Если это так, несомненно, необходимо какое-то правило для организации и подтверждения подлинности этих различных формулировок и результатов христианского вероучения. Никто не будет настаивать, что все предметы веры имеют равную значимость. «Есть то, что может быть названо второстепенными предметами, которые мы можем считать истинными, не навязывая их как необходимые», «есть великие истины, есть малые истины, есть предметы, в которые необходимо верить, и предметы, которые являются благочестивыми для веры» [7]. Появляется простой вопрос, как же нам отличить великое от малого и истину от лжи.
3.
Возрастает потребность в авторитетной санкции, если после разъяснения Гизо принять во внимание, что Христианство, хотя и представленное в пророчестве как Царство, вступило в мир как идея, а не как институт, оно облекло себя в одежду и укрыло себя под броней собственного обеспечения, оно само сформировало средства и методы своего процветания и борьбы. Если развитие, которое было выше названо нравственным, в какой-либо значительной мере должно иметь место, и без него трудно понять, как Христианство вообще может существовать, если нужно установить отношение к мирской власти или определить характеристики вероисповедания, несомненно, необходим авторитет, чтобы сделать заключение о том, что является неопределенным, и установить достоверность того, что является данным в опыте, чтобы утвердить последовательные шаги столь сложных процессов и обеспечить обоснованность выводов, которые должны стать предпосылками для дальнейших исследований.
Конечно, можно установить критерии для выяснения правильности развития в целом, как я покажу это впоследствии, но и их может быть недостаточно для руководства индивидами при изучении такого большого и сложного вопроса, как Христианство, хотя они, возможно, помогут нашим исследованиям и поддержат наши выводы по отдельным пунктам. По причине своей научности и дискуссионности, критерии не имеют практического значения и являются скорее инструментами, чем основаниями для правильных выводов. Более того, критерии скорее необходимы как ответы на возражения против фактических авторитетных выводов, чем как доказательства корректности этих выводов. В то время как, с одной стороны, вероятно, будут предоставлены какие-либо средства для установления законности и истинности развития Откровения, с другой стороны, эти средства должны быть, по необходимости, чисто внешними для развития, как такового.

### ЗАДАНИЯ
**A.** Как, согласно разъяснению Гизо в исходном тексте, Христианство вступило в мир?
**B.** Извлеките отрывок из исходного текста: начните с места, где стоят слова «Если это так, несомненно, необходимо», и остановитесь после слов «истину от лжи.».

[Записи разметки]
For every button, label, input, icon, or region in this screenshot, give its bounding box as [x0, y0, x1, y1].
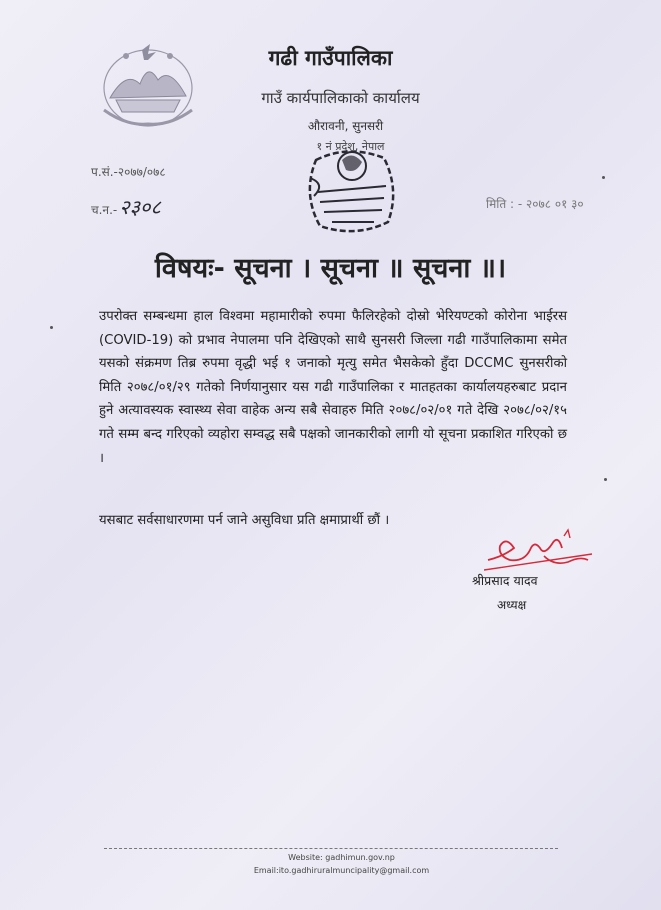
chalani-label: च.न.- — [91, 203, 118, 217]
office-province: १ नं प्रदेश, नेपाल — [316, 140, 385, 153]
subject-heading: विषयः- सूचना । सूचना ॥ सूचना ॥। — [154, 253, 507, 284]
office-subtitle: गाउँ कार्यपालिकाको कार्यालय — [261, 89, 420, 107]
paper-speck — [602, 176, 605, 179]
signatory-name: श्रीप्रसाद यादव — [472, 573, 538, 588]
official-stamp-icon — [296, 140, 402, 240]
patra-sankhya: प.सं.-२०७७/०७८ — [91, 165, 166, 179]
footer-divider — [104, 848, 558, 849]
signature-icon — [484, 526, 594, 572]
footer-website: Website: gadhimun.gov.np — [288, 853, 395, 862]
paper-speck — [604, 478, 607, 481]
chalani-number — [91, 193, 161, 220]
chalani-value: २३०८ — [119, 195, 161, 219]
letter-date: मिति : - २०७८ ०१ ३० — [486, 197, 584, 211]
paper-speck — [50, 326, 53, 329]
office-address: औरावनी, सुनसरी — [307, 119, 384, 133]
office-name: गढी गाउँपालिका — [268, 46, 393, 70]
apology-line: यसबाट सर्वसाधारणमा पर्न जाने असुविधा प्रति क्षमाप्रार्थी छौं । — [99, 513, 390, 528]
footer-email: Email:ito.gadhiruralmuncipality@gmail.com — [253, 866, 430, 875]
notice-body: उपरोक्त सम्बन्धमा हाल विश्वमा महामारीको रुपमा फैलिरहेको दोस्रो भेरियण्टको कोरोना भाईरस (COVID-19) को प्रभाव नेपालमा पनि देखिएको साथै सुनसरी जिल्ला गढी गाउँपालिकामा समेत यसको संक्रमण तिब्र रुपमा वृद्धी भई १ जनाको मृत्यु समेत भैसकेको हुँदा DCCMC सुनसरीको मिति २०७८/०१/२९ गतेको निर्णयानुसार यस गढी गाउँपालिका र मातहतका कार्यालयहरुबाट प्रदान हुने अत्यावस्यक स्वास्थ्य सेवा वाहेक अन्य सबै सेवाहरु मिति २०७८/०२/०१ गते देखि २०७८/०२/१५ गते सम्म बन्द गरिएको व्यहोरा सम्वद्ध सबै पक्षको जानकारीको लागी यो सूचना प्रकाशित गरिएको छ । — [99, 309, 567, 466]
signatory-title: अध्यक्ष — [497, 598, 527, 612]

### РАЗБОР РЕШЕНИЙ
**A.** Как идея, а не как институт.

**B.**
Если это так, несомненно, необходимо какое-то правило для организации и подтверждения подлинности этих различных формулировок и результатов христианского вероучения. Никто не будет настаивать, что все предметы веры имеют равную значимость. «Есть то, что может быть названо второстепенными предметами, которые мы можем считать истинными, не навязывая их как необходимые», «есть великие истины, есть малые истины, есть предметы, в которые необходимо верить, и предметы, которые являются благочестивыми для веры» [7]. Появляется простой вопрос, как же нам отличить великое от малого и истину от лжи.